• TO DO:
Reproduce each line exactly.

────────────────

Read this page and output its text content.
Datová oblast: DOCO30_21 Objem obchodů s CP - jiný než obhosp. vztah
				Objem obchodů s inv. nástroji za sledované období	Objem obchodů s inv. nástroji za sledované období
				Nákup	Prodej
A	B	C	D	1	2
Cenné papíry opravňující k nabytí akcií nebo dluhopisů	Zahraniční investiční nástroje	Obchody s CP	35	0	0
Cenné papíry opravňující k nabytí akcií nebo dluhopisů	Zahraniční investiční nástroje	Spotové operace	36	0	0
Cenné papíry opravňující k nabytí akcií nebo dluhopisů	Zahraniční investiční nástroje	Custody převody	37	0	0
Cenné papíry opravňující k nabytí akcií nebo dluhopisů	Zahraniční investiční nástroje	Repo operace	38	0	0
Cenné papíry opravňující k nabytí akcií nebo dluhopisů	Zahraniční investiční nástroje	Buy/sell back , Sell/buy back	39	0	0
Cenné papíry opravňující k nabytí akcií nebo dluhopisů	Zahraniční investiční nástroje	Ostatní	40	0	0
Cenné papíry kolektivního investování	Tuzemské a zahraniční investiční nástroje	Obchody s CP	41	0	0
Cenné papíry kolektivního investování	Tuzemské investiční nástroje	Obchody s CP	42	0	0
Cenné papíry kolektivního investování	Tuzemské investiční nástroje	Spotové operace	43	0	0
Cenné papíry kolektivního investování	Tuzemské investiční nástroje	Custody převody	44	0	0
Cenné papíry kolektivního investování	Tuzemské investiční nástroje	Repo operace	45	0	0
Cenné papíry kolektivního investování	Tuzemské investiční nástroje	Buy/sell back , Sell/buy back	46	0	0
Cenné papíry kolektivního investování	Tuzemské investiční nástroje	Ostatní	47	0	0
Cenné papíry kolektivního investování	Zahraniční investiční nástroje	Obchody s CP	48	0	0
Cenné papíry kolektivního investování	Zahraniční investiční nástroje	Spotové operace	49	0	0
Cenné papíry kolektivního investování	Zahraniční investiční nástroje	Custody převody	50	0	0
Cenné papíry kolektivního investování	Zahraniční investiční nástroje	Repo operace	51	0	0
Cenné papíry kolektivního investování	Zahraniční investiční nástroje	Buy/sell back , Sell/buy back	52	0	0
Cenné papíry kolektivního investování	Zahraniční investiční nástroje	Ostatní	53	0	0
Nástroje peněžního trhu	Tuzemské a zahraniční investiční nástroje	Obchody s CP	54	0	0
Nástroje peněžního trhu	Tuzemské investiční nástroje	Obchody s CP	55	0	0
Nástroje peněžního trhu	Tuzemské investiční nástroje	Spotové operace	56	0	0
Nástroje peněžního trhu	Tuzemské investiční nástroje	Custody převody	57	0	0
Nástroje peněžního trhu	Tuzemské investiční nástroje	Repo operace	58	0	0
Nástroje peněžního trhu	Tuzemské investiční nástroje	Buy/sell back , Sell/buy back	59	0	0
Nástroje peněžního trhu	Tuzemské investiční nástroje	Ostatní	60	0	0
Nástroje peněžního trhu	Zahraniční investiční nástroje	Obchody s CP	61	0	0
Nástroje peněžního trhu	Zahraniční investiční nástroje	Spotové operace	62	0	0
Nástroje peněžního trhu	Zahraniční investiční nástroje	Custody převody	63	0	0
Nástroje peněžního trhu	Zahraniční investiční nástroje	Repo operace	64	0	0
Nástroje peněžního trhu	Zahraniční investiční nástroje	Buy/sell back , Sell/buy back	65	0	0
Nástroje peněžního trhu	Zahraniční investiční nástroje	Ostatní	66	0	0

────────────────

• RESULT:
Read this page and output its text content.
Datová oblast: DOCO30_21 Objem obchodů s CP - jiný než obhosp. vztah
				Objem obchodů s inv. nástroji za sledované období	Objem obchodů s inv. nástroji za sledované období
				Nákup	Prodej
A	B	C	D	1	2
Cenné papíry opravňující k nabytí akcií nebo dluhopisů	Zahraniční investiční nástroje	Obchody s CP	35	0	0
Cenné papíry opravňující k nabytí akcií nebo dluhopisů	Zahraniční investiční nástroje	Spotové operace	36	0	0
Cenné papíry opravňující k nabytí akcií nebo dluhopisů	Zahraniční investiční nástroje	Custody převody	37	0	0
Cenné papíry opravňující k nabytí akcií nebo dluhopisů	Zahraniční investiční nástroje	Repo operace	38	0	0
Cenné papíry opravňující k nabytí akcií nebo dluhopisů	Zahraniční investiční nástroje	Buy/sell back , Sell/buy back	39	0	0
Cenné papíry opravňující k nabytí akcií nebo dluhopisů	Zahraniční investiční nástroje	Ostatní	40	0	0
Cenné papíry kolektivního investování	Tuzemské a zahraniční investiční nástroje	Obchody s CP	41	0	0
Cenné papíry kolektivního investování	Tuzemské investiční nástroje	Obchody s CP	42	0	0
Cenné papíry kolektivního investování	Tuzemské investiční nástroje	Spotové operace	43	0	0
Cenné papíry kolektivního investování	Tuzemské investiční nástroje	Custody převody	44	0	0
Cenné papíry kolektivního investování	Tuzemské investiční nástroje	Repo operace	45	0	0
Cenné papíry kolektivního investování	Tuzemské investiční nástroje	Buy/sell back , Sell/buy back	46	0	0
Cenné papíry kolektivního investování	Tuzemské investiční nástroje	Ostatní	47	0	0
Cenné papíry kolektivního investování	Zahraniční investiční nástroje	Obchody s CP	48	0	0
Cenné papíry kolektivního investování	Zahraniční investiční nástroje	Spotové operace	49	0	0
Cenné papíry kolektivního investování	Zahraniční investiční nástroje	Custody převody	50	0	0
Cenné papíry kolektivního investování	Zahraniční investiční nástroje	Repo operace	51	0	0
Cenné papíry kolektivního investování	Zahraniční investiční nástroje	Buy/sell back , Sell/buy back	52	0	0
Cenné papíry kolektivního investování	Zahraniční investiční nástroje	Ostatní	53	0	0
Nástroje peněžního trhu	Tuzemské a zahraniční investiční nástroje	Obchody s CP	54	0	0
Nástroje peněžního trhu	Tuzemské investiční nástroje	Obchody s CP	55	0	0
Nástroje peněžního trhu	Tuzemské investiční nástroje	Spotové operace	56	0	0
Nástroje peněžního trhu	Tuzemské investiční nástroje	Custody převody	57	0	0
Nástroje peněžního trhu	Tuzemské investiční nástroje	Repo operace	58	0	0
Nástroje peněžního trhu	Tuzemské investiční nástroje	Buy/sell back , Sell/buy back	59	0	0
Nástroje peněžního trhu	Tuzemské investiční nástroje	Ostatní	60	0	0
Nástroje peněžního trhu	Zahraniční investiční nástroje	Obchody s CP	61	0	0
Nástroje peněžního trhu	Zahraniční investiční nástroje	Spotové operace	62	0	0
Nástroje peněžního trhu	Zahraniční investiční nástroje	Custody převody	63	0	0
Nástroje peněžního trhu	Zahraniční investiční nástroje	Repo operace	64	0	0
Nástroje peněžního trhu	Zahraniční investiční nástroje	Buy/sell back , Sell/buy back	65	0	0
Nástroje peněžního trhu	Zahraniční investiční nástroje	Ostatní	66	0	0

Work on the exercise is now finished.